> **OBJECTIVE 1**: In the text on the kairava and the moon, rewrite the part starting at "In the Śikṣāṣṭaka" and ending at "than the moon.", using "the light of the moon" in place of "moonlight".
> **OBJECTIVE 2**: Write the next part of the text about the night-blooming kairava, picking up after its final sentence.

> **DOCUMENT EXTRACT**:
[Begin]
It is a child’s nature to engage all day and night in playing, not caring even for his health and other important concerns. This is an example of preyas, or immediately beneficial activities. But there are also śreyas, or activities which are ultimately auspicious. According to Vedic civilization, a human being must be God conscious. He should understand what God is, what this material world is, who he is, and what their interrelationships are. This is called śreyas, or ultimately auspicious activity.

In the Śikṣāṣṭaka metaphor, our śreyas is compared with a kairava, a “white lotus,” as it is usually translated. The next word in the compound, candrikā, means moonlight, and the final word vitaraṇam means that which emits or spreads. What spreads moonlight is none other than the moon.

The kairava, according to the Monier-Williams dictionary,  is “the white lotus-flower (blossoming at night).” . In fact, the dictionary gives, as an appellation of the moon,  the compound word kairava-bandhu, “friend of the [kairava] lotus-flower.” In order to blossom, the kairava depends upon the kindness of the moon.

Thus this third metaphor states that saṁkīrtana makes our eternal good fortune manifest, just like the waxing moon, producing a pale and cooling light which spreading throughout the woodlands, causes the white-lotus flower to open its petals.

At one point, I became captivated by the imagery of this line. On trips to India, I asked various devotees what they knew about the night-blooming kairava. A few said they’d heard that the plant was actually not a lotus. The blossoms of the lotus open up during the day, and close up at night, whereas the kairava blossom shuts during the day and opened at night.

In time, I was able to confirm that they are correct.

The lotus, strictly speaking—the “sacred lotus” of India—is the Nelumbo nucifera.  Characteristically, it is pink in color and has a distinctive pericarp or seed pod. It is called padma in Sanskrit, and its blossom open up in sunlight, as we can see from a epithet of the sun: padma-bandhu, friend of the lotus.

padma

Padma or “Sacred lotus”

The kairva, strictly speaking, is not a lotus (genus Nelumbo), but a lily, belonging to the Nymphaea genus. However, its specific scientific name is Nymphaea lotus, a nomenclature that probably both reflects confusion and adds to it as well. The kairava’s common names in English include: Egyptian Lotus, Egyptian Water-Lily, Tiger Lotus, Tropical Night-Blooming Water Lily, Waterlily, White Egyptian Lotus, White Lotus, White Water-Lily.
[End]
> **GIVEN DATA**:
[Begin]
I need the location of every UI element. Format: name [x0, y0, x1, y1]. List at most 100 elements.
[End]
> **EXERCISE OUTPUT 1**:
In the Śikṣāṣṭaka metaphor, our śreyas is compared with a kairava, a “white lotus,” as it is usually translated. The next word in the compound, candrikā, means the light of the moon, and the final word vitaraṇam means that which emits or spreads. What spreads the light of the moon is none other than the moon.

> **EXERCISE OUTPUT 2**:
The Tropical Night-blooming White Water-lily (I’m fond of this name) is highly prized for its stunning beauty and fragrance.

These pictures show its beauty, and the last one even attests to its fragrance.

kairava-1

kairava-2

kairava-3

Now I can more fully appreciate Mahāprabhu’s blessing: Love for Kṛṣṇa, opening like the kairava flower under the soothing rays of the bright moon of saṁkīrtana, will present to the world its own captivating beauty and fragrance, just as the kairava ornaments the night with the white stars of its blossoms and suffuses the woodland glades and bowers with its intoxicating aroma.

Atasī

In the Bhāgavatam (11.5.27) the yogendra Karabhājana tells King Nimi that the Lord descends in Dvāpara-yuga with a complexion of dark blue color (śyāma). This statement is amplified in the purport: “The Lord’s transcendental body in Dvāpara-yuga can be compared to the color of a dark blue flower.” We may wonder, “What dark blue flower?” It turns out that this same Bhāgavatam verse is quoted by Mahāprabhu to Sanātana Gosvāmī, and there Prabhupāda comments: “The śyāma color is not exactly blackish. Śrīla Bhaktisiddhānta Sarasvatī Thākura compares it to the color of the atasī flower.”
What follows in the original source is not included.